— START PROVIDED DATA —

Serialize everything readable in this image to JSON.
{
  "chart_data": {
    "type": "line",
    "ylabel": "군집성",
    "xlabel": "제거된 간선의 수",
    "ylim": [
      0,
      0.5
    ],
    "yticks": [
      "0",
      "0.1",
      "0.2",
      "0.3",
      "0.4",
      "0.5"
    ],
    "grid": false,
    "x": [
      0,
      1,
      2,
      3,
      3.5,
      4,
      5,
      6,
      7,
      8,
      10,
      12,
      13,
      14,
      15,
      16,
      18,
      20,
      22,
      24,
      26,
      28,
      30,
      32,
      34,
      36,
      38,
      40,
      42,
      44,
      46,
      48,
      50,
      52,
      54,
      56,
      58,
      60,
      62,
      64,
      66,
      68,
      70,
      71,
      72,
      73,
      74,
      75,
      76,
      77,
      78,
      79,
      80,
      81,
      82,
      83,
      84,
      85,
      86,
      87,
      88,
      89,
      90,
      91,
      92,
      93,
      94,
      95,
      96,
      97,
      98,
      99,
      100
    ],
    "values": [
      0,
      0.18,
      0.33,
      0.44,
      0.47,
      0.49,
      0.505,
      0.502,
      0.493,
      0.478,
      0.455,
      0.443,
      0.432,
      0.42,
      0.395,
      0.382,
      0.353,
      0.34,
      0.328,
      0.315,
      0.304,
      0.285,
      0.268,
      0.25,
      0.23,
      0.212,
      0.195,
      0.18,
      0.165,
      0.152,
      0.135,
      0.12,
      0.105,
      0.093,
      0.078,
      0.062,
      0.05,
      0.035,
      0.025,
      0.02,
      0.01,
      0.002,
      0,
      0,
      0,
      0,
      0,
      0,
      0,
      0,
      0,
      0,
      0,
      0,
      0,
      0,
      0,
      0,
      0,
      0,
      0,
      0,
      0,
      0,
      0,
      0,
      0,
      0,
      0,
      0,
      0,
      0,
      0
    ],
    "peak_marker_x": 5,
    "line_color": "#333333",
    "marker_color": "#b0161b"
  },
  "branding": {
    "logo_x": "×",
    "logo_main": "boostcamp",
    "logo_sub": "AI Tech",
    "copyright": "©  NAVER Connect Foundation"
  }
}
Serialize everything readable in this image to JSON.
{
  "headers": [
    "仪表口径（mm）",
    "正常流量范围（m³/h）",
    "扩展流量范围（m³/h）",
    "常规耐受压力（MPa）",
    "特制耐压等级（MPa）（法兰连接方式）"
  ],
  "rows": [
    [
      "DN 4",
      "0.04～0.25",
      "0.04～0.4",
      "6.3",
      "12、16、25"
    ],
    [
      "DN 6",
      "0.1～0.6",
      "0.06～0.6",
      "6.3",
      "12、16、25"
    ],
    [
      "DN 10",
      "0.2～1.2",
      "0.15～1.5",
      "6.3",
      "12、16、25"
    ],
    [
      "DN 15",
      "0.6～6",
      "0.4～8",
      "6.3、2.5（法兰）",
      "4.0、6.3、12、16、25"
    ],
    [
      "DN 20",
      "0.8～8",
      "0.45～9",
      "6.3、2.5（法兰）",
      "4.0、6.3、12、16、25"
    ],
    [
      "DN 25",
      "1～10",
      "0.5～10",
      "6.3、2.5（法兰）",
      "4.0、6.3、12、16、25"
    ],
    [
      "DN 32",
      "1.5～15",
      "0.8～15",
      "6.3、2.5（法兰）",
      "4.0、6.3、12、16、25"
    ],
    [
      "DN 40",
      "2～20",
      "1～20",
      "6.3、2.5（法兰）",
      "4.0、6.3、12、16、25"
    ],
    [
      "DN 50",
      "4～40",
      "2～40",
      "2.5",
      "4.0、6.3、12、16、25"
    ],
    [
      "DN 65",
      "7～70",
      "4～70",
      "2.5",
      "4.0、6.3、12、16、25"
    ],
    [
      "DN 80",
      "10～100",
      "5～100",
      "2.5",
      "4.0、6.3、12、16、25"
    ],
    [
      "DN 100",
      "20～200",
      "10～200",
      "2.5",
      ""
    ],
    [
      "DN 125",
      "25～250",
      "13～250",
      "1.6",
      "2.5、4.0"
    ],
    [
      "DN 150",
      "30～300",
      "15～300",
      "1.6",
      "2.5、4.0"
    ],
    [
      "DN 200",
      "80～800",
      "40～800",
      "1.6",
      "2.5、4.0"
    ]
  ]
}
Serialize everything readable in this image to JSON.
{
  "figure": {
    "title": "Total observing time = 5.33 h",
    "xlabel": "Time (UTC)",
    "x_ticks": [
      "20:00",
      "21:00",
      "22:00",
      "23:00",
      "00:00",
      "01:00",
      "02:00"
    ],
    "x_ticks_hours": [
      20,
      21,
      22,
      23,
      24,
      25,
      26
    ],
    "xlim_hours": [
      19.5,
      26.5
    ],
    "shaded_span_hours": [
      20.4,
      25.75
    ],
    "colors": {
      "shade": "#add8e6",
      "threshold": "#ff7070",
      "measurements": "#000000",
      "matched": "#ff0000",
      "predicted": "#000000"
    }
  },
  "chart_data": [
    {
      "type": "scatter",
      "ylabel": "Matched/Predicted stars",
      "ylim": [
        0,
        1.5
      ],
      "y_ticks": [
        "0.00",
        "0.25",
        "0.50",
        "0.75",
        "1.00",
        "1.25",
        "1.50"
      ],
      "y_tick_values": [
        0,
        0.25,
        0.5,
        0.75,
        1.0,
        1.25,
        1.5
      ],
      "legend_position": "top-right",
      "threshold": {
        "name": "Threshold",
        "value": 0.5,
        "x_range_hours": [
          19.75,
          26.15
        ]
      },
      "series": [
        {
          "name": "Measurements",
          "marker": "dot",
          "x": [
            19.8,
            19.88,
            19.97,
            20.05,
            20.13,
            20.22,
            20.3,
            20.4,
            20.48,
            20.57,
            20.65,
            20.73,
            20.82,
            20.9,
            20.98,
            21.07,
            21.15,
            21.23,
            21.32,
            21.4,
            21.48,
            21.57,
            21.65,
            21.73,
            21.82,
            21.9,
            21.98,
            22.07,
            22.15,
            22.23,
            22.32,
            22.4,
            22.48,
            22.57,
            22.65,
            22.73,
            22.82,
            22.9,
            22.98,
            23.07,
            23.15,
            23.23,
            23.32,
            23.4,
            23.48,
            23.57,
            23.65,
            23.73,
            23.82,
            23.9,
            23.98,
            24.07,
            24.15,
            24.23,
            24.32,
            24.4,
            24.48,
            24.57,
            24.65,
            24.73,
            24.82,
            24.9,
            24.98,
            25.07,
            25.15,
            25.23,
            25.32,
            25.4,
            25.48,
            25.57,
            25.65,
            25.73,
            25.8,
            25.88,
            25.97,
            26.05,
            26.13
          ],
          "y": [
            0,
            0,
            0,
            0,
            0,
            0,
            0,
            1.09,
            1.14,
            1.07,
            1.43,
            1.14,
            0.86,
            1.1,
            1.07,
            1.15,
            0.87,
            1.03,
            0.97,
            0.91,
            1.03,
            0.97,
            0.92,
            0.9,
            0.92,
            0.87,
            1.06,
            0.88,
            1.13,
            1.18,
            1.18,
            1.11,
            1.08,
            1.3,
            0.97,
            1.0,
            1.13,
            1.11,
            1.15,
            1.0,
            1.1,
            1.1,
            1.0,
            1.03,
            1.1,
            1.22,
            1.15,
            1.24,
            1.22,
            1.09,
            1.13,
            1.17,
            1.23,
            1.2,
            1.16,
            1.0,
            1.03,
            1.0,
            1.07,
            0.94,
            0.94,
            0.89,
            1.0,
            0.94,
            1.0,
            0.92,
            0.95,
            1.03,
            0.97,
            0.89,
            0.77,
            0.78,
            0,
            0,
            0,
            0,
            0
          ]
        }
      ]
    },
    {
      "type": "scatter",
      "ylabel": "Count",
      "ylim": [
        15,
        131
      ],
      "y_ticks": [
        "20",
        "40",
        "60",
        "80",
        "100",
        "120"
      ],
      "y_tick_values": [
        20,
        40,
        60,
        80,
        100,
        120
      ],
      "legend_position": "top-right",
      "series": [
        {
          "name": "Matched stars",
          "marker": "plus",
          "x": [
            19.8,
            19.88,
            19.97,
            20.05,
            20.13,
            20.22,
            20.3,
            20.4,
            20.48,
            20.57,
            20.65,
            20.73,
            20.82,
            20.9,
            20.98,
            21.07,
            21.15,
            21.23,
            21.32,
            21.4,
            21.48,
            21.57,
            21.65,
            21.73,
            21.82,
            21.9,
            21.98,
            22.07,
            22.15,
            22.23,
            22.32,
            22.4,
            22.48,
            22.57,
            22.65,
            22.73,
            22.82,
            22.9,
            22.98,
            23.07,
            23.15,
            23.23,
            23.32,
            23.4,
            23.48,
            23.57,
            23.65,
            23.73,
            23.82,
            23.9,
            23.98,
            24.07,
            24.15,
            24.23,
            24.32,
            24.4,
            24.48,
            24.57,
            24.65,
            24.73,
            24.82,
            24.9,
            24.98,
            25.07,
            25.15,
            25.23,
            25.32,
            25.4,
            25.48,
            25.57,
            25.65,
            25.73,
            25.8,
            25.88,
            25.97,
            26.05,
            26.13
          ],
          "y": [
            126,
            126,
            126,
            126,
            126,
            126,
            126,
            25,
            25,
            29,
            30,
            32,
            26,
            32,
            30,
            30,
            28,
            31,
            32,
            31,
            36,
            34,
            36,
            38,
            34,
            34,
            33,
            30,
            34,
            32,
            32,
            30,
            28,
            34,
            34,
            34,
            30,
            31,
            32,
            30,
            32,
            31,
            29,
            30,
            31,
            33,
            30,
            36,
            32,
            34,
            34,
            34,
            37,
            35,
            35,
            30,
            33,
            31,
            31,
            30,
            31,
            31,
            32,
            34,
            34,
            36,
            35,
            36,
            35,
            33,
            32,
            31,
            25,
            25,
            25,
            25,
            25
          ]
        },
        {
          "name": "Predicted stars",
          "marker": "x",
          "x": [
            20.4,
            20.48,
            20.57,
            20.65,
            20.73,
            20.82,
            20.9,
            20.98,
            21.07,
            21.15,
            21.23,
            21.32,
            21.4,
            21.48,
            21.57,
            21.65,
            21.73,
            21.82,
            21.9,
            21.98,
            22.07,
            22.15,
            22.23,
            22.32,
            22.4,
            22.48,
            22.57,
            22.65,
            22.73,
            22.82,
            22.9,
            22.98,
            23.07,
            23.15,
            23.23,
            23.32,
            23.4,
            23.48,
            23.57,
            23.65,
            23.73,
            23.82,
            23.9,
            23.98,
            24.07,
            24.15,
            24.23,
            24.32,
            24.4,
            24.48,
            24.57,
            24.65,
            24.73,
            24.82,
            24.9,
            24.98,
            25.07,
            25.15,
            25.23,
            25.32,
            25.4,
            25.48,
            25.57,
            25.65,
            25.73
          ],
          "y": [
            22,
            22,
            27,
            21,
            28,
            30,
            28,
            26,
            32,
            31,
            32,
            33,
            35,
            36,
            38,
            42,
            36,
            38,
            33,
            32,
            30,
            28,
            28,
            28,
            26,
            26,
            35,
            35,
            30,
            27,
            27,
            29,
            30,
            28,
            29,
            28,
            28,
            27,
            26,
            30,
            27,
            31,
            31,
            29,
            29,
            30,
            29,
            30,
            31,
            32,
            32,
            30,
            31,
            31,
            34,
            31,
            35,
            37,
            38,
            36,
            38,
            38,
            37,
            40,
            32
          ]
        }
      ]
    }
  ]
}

— END PROVIDED DATA —

• **WHAT IS EXPECTED**
Copy, from the material above, each line in which the string "stars" occurs.

• **RESPONSE**
      "ylabel": "Matched/Predicted stars",
          "name": "Matched stars",
          "name": "Predicted stars",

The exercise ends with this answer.